Actions to take:
1. Name the examples of effects that the light review gives for the R1's effects modes.
2. Repeat word for word the stretch of the light review from "What are a few" through "that in mind.".

Source document:
* * *
I had a generally positive experience with the Boling P1 light Andycine sent me previously, so when they contacted me about trying their completely in-house R1 light, I was on-board.
The Andycine Boling P1 light. |
The lights are similar in build and interface, but the R1 is lower cost with fewer features. Sometimes simplicity is the way to go.
Check out the light through my links:
Amazon: https://amzn.to/3h1WpNW
B&H: https://bhpho.to/38XGI7u
Or consider the Andycine Boling P1 (My Video):
Amazon: https://amzn.to/2BSQp7G
B&H: https://bhpho.to/32V6cP9
As an affiliate of these shops, I earn from qualifying purchases!
Official Specifications:
- Color Temperature: 2500k-7000k
- Color Accuracy: 97 CRI, 95 TLCI
- Numbers of LEDs: 120
- Integrated battery: 3600 mAh
- Battery Chemistry: Lithium-ion polymer (LiPo)
- Operating Voltage: 3.7 vdc
- Maximum Power Consumption: 10w
- Power Input Connector: Type-C USB 5 volt 2 amps
- Battery Working Time: 2 hours (maximum brightness)
- Battery Recharge Time: 3 hours (5v 2a)
- Mount Type: 1/4″-20 female
- Operating Temperature: 32 to 113°f / 0 to 45°c
- Dimensions: 126x70x14.5mm
- Weight: 200g
What’s the purpose of a light such as the R1?
It’s a multi-purpose light with bi-color, RGB, and effects in a compact size. The internal 3600 mAh battery makes it portable and long lasting. That combination of features means it can be used in a ton of situations.
What are a few R1 use cases?
- As an accent or background light. RGB is popular to use when adding a unique look or adding a hair light.
- For fill light when vlogging. The few tests I did in shaded paths of a park worked well. The only drawback was that mosquitoes seemed drawn to the light… and me, lol.
- Lighting smaller objects for product or macro photography. Given it’s a small light source by nature, you can directly light smaller objects without needing anything else. You could probably use diffusion with this light, but it’s going to cut into total output.
- Any situation where you need portable lighting. According to the official specification it should get 2 hours at 100% power. I haven’t had a situation where I’d need to verify this for myself, so keep that in mind.
- There are 7 effects modes. I haven’t yet had a need for these in my video work, but think along the lines of: lightning, incrementing through the RGB spectrum, and emergency vehicle effects.
* * *
Stored data:
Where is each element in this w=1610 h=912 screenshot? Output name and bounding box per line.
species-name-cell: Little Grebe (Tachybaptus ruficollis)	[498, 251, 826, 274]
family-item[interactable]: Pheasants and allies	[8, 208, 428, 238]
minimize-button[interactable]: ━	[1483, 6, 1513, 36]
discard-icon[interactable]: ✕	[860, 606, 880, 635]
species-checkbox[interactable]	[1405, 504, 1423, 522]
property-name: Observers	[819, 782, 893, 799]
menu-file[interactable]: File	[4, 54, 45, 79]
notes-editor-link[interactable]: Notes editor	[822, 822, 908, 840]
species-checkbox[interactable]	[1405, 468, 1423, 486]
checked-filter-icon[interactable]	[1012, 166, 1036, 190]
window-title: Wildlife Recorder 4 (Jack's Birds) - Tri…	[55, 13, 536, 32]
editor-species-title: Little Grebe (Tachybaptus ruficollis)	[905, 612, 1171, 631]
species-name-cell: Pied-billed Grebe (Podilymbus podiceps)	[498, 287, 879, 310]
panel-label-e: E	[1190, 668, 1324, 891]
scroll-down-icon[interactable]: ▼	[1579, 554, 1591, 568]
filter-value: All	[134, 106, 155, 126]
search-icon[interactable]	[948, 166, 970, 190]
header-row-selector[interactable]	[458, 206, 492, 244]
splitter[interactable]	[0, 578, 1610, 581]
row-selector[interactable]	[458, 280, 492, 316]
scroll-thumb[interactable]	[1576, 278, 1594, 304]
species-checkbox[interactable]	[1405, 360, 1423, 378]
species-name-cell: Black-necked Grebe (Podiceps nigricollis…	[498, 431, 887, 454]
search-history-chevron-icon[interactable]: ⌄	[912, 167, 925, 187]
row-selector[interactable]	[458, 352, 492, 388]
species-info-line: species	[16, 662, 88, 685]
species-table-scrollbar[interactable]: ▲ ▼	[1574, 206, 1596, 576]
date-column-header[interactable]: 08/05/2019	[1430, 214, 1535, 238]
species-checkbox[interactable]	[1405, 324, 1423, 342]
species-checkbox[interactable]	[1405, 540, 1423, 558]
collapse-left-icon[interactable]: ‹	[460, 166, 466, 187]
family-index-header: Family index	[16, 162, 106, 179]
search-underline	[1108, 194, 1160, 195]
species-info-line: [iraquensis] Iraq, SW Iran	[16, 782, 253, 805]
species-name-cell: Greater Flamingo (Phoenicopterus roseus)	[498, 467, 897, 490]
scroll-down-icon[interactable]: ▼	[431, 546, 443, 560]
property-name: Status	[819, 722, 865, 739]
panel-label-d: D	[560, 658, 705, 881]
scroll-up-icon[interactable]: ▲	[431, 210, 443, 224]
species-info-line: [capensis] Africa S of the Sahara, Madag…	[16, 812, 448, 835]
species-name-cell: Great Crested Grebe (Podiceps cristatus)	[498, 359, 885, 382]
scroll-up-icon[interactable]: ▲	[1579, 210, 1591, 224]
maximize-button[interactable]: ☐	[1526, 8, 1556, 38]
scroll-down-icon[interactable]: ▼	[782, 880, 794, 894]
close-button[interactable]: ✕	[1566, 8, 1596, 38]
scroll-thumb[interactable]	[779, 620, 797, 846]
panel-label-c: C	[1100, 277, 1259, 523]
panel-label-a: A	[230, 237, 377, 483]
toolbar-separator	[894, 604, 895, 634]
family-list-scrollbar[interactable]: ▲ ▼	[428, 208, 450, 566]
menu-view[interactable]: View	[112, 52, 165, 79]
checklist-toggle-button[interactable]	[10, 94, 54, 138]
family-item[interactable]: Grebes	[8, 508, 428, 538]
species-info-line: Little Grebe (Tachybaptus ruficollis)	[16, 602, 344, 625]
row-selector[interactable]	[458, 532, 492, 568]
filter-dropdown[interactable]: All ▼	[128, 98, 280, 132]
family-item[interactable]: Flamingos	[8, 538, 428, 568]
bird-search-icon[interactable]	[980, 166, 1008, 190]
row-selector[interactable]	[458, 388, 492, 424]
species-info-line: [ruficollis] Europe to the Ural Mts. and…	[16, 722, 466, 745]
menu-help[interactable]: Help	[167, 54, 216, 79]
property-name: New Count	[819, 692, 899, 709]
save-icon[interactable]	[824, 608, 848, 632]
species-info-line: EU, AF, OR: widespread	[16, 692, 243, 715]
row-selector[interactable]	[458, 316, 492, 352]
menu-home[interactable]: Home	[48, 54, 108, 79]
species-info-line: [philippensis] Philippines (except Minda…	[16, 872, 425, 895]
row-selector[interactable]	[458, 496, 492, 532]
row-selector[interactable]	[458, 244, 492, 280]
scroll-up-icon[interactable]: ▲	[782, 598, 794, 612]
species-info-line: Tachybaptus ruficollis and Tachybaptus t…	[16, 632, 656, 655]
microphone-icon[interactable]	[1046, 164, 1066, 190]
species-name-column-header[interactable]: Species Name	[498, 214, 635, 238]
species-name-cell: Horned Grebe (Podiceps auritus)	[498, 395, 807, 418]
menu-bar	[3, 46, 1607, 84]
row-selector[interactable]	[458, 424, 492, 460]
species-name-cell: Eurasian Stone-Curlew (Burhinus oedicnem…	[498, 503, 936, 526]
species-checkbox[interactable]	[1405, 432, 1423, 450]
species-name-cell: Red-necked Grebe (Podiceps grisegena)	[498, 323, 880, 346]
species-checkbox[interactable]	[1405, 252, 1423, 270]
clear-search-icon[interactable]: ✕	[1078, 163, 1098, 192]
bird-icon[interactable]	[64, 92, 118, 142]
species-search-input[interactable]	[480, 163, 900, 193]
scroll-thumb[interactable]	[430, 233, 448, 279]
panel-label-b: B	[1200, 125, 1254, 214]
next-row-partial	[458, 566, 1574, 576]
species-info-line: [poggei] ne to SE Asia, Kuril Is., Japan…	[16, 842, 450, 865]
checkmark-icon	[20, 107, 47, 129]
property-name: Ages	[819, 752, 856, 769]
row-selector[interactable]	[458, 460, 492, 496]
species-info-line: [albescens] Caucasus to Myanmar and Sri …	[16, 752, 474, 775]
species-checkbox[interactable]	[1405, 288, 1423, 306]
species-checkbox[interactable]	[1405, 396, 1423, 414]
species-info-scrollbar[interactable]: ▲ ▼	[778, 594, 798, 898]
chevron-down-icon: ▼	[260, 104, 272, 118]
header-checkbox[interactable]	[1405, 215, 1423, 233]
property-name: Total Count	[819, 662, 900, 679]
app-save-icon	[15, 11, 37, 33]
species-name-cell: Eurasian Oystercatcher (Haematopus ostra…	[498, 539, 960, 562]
* * *
Outputs in order:
1.
- Lightning
- Incrementing through the RGB spectrum
- Emergency vehicle effects

2.
What are a few R1 use cases?
- As an accent or background light. RGB is popular to use when adding a unique look or adding a hair light.
- For fill light when vlogging. The few tests I did in shaded paths of a park worked well. The only drawback was that mosquitoes seemed drawn to the light… and me, lol.
- Lighting smaller objects for product or macro photography. Given it’s a small light source by nature, you can directly light smaller objects without needing anything else. You could probably use diffusion with this light, but it’s going to cut into total output.
- Any situation where you need portable lighting. According to the official specification it should get 2 hours at 100% power. I haven’t had a situation where I’d need to verify this for myself, so keep that in mind.